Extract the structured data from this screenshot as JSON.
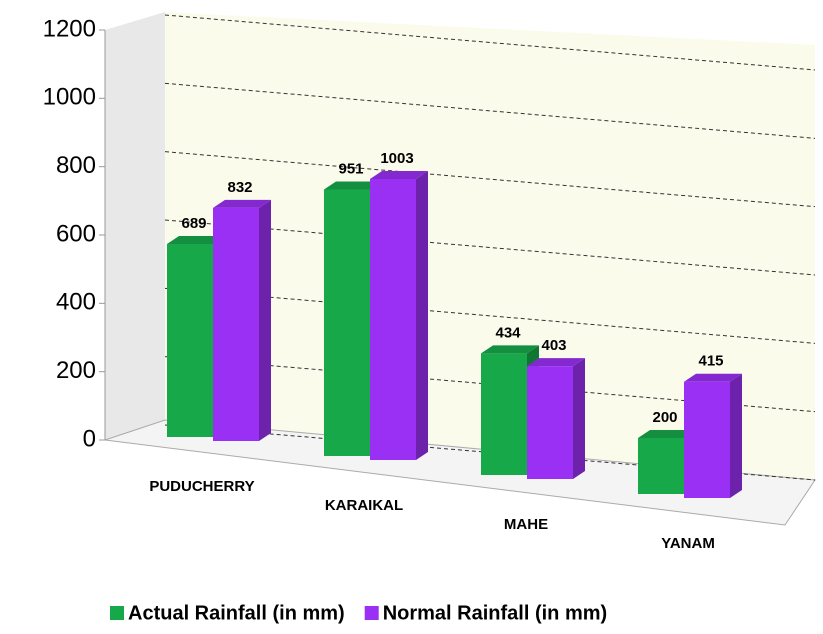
{
  "chart_data": {
    "type": "bar3d",
    "categories": [
      "PUDUCHERRY",
      "KARAIKAL",
      "MAHE",
      "YANAM"
    ],
    "series": [
      {
        "name": "Actual Rainfall (in mm)",
        "color": "#17a84a",
        "values": [
          689,
          951,
          434,
          200
        ]
      },
      {
        "name": "Normal Rainfall (in mm)",
        "color": "#9b30f5",
        "values": [
          832,
          1003,
          403,
          415
        ]
      }
    ],
    "ylim": [
      0,
      1200
    ],
    "yticks": [
      0,
      200,
      400,
      600,
      800,
      1000,
      1200
    ],
    "grid": true,
    "legend": "bottom"
  }
}
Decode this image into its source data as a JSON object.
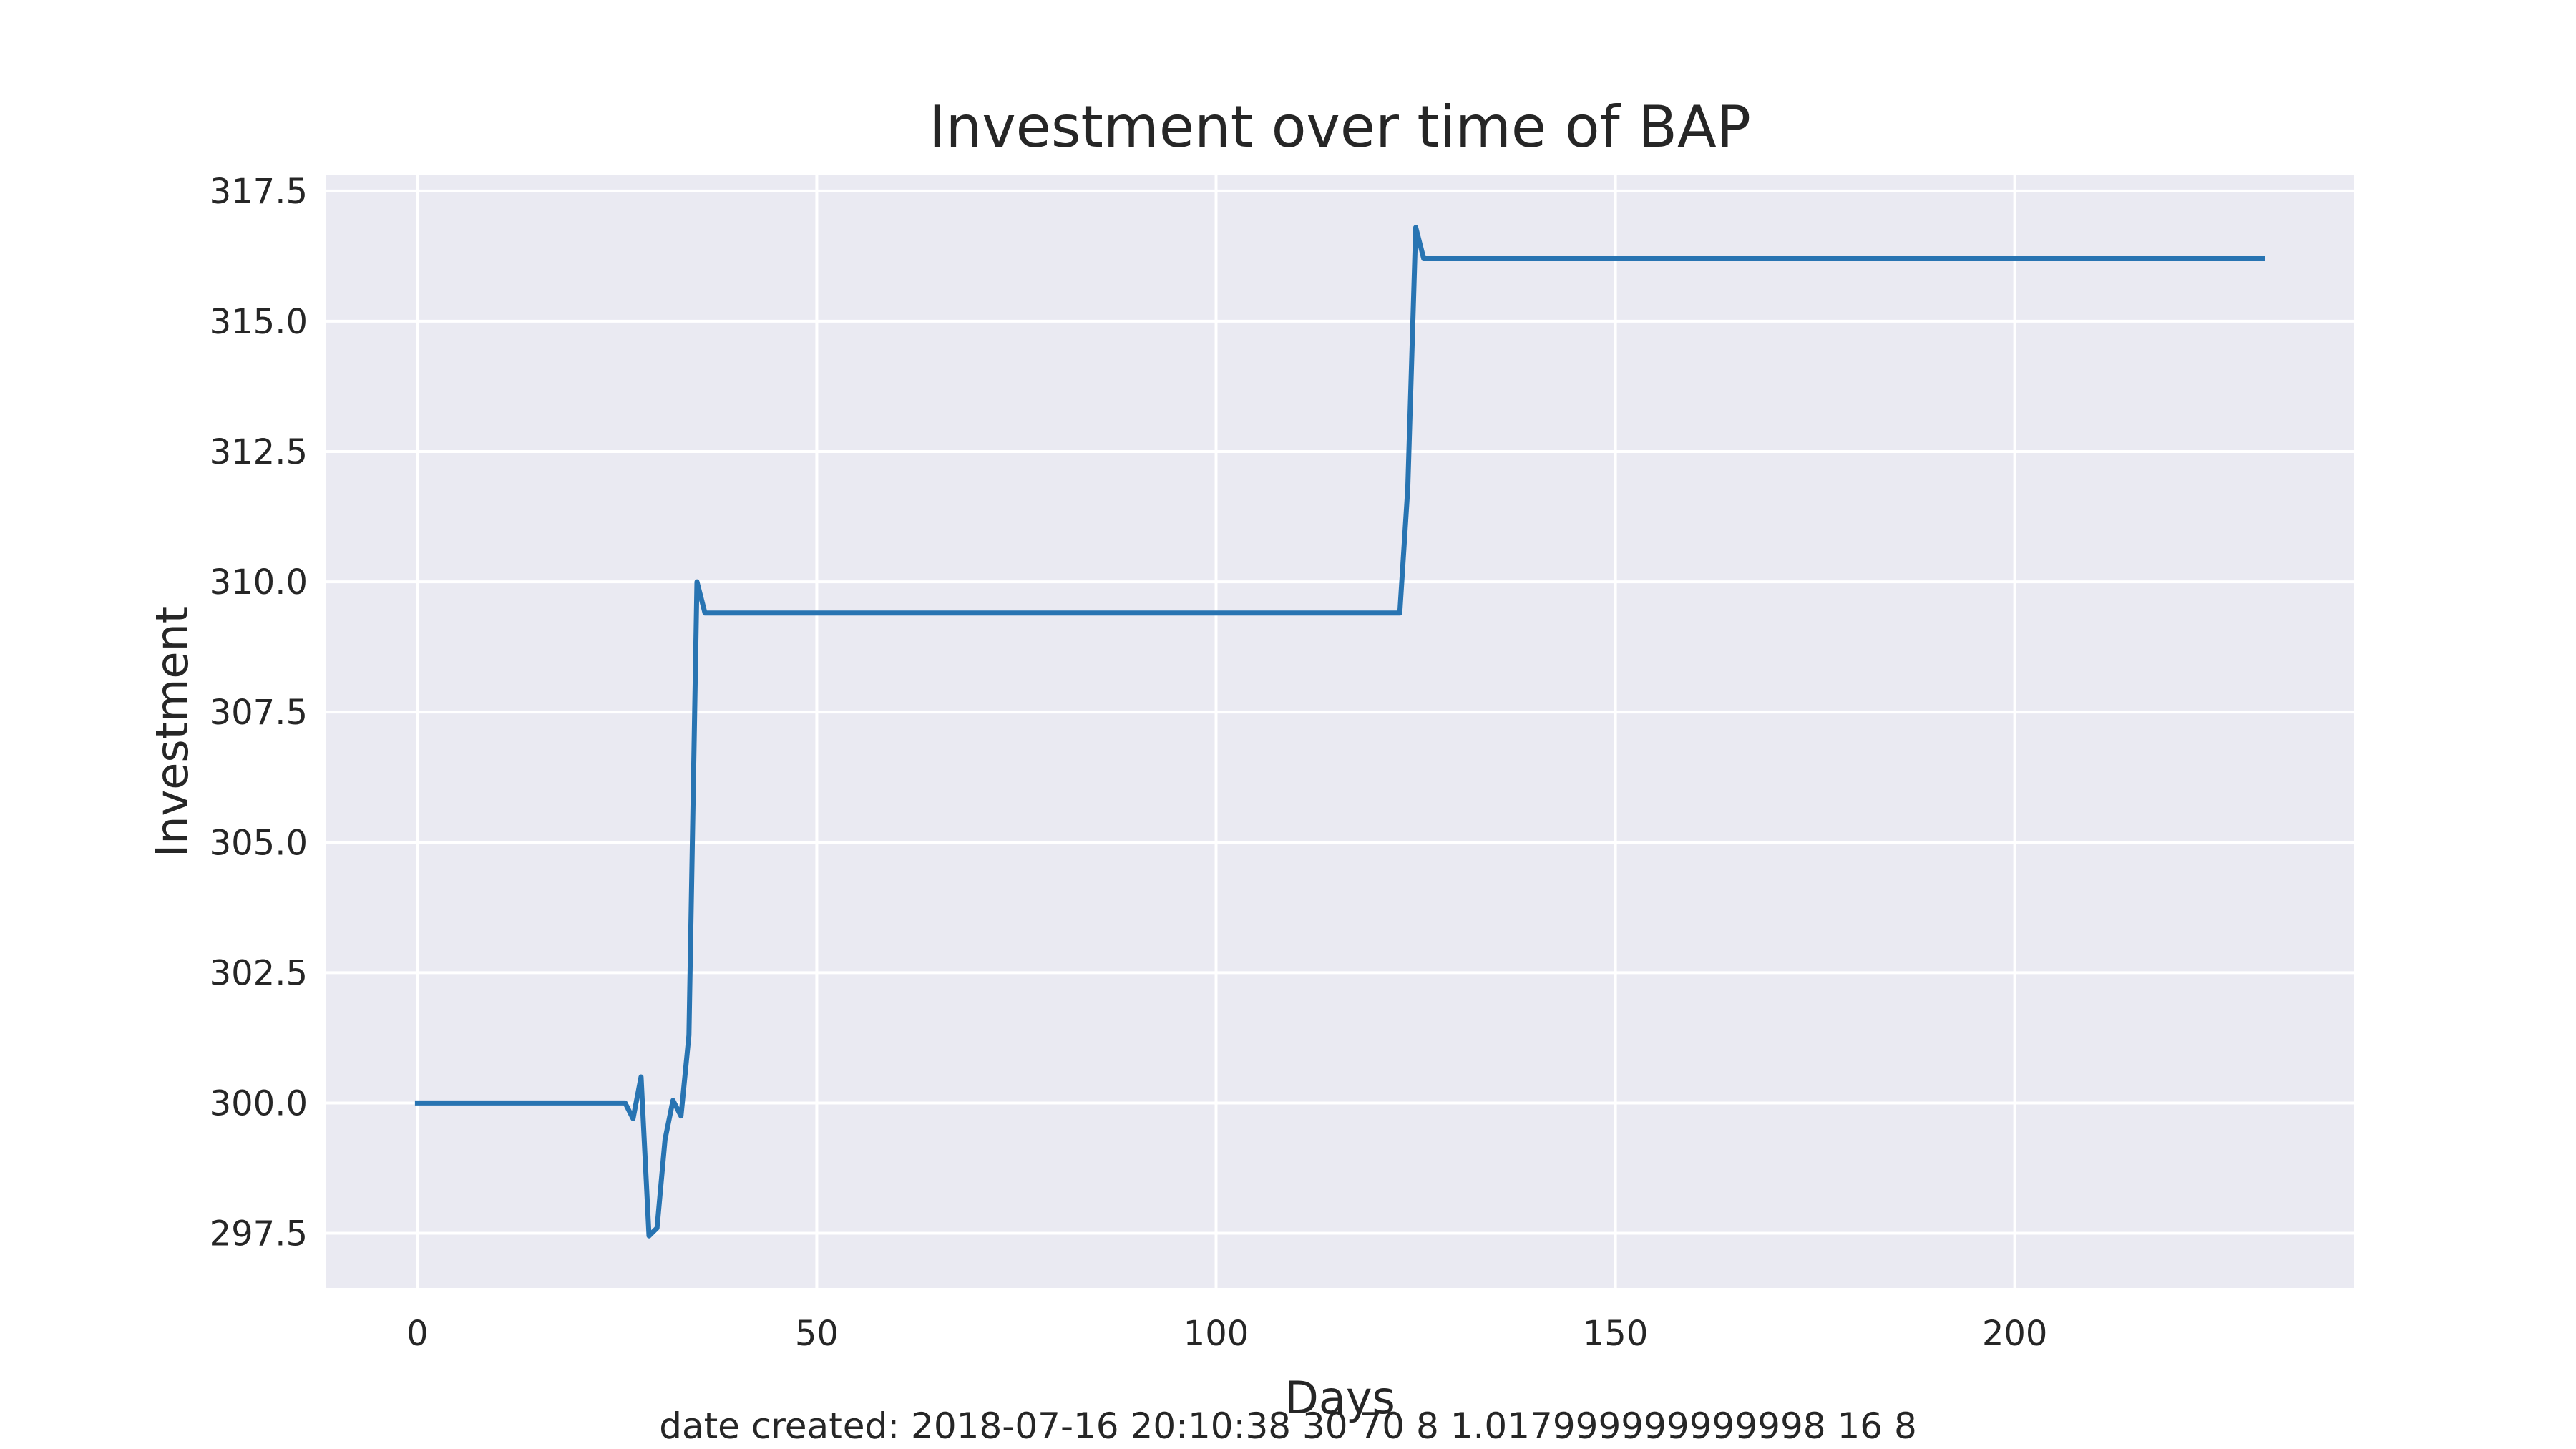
{
  "chart_data": {
    "type": "line",
    "title": "Investment over time of BAP",
    "xlabel": "Days",
    "ylabel": "Investment",
    "footer": "date created: 2018-07-16 20:10:38 30 70 8 1.017999999999998 16 8",
    "xlim": [
      -11.5,
      242.5
    ],
    "ylim": [
      296.45,
      317.8
    ],
    "x_ticks": [
      0,
      50,
      100,
      150,
      200
    ],
    "x_tick_labels": [
      "0",
      "50",
      "100",
      "150",
      "200"
    ],
    "y_ticks": [
      297.5,
      300.0,
      302.5,
      305.0,
      307.5,
      310.0,
      312.5,
      315.0,
      317.5
    ],
    "y_tick_labels": [
      "297.5",
      "300.0",
      "302.5",
      "305.0",
      "307.5",
      "310.0",
      "312.5",
      "315.0",
      "317.5"
    ],
    "grid": true,
    "background_color": "#eaeaf2",
    "line_color": "#2874b2",
    "series": [
      {
        "x": [
          0,
          26,
          27,
          28,
          29,
          30,
          31,
          32,
          33,
          34,
          35,
          36,
          50,
          100,
          123,
          124,
          125,
          126,
          150,
          200,
          231
        ],
        "y": [
          300.0,
          300.0,
          299.7,
          300.5,
          297.45,
          297.6,
          299.3,
          300.05,
          299.75,
          301.3,
          310.0,
          309.4,
          309.4,
          309.4,
          309.4,
          311.8,
          316.8,
          316.2,
          316.2,
          316.2,
          316.2
        ]
      }
    ]
  }
}
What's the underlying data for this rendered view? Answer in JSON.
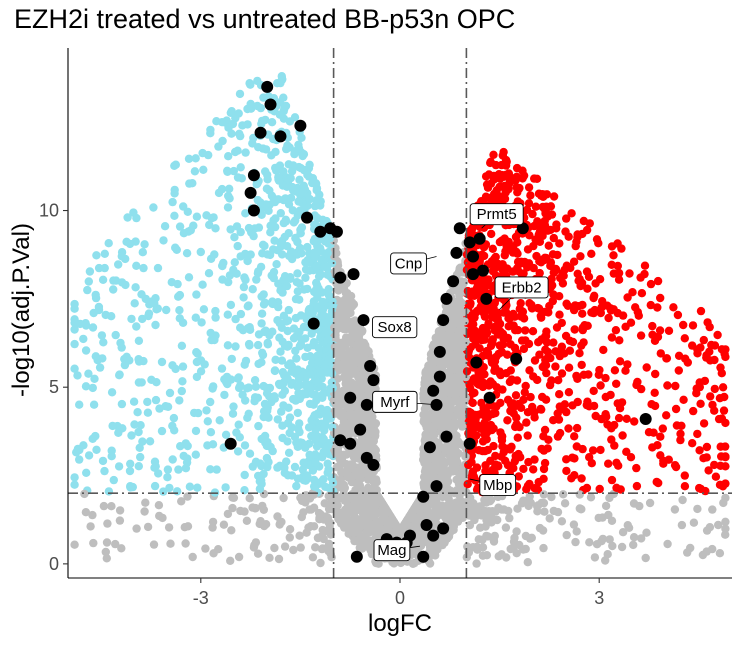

■ ■ ■ ■ ■ ■ ■

WRITTEN REQUEST
From the entries, copy out each line containing the word "name".

EXERCISE OUTPUT
        "name": "Actual Rainfall (in mm)",
        "name": "Normal Rainfall (in mm)",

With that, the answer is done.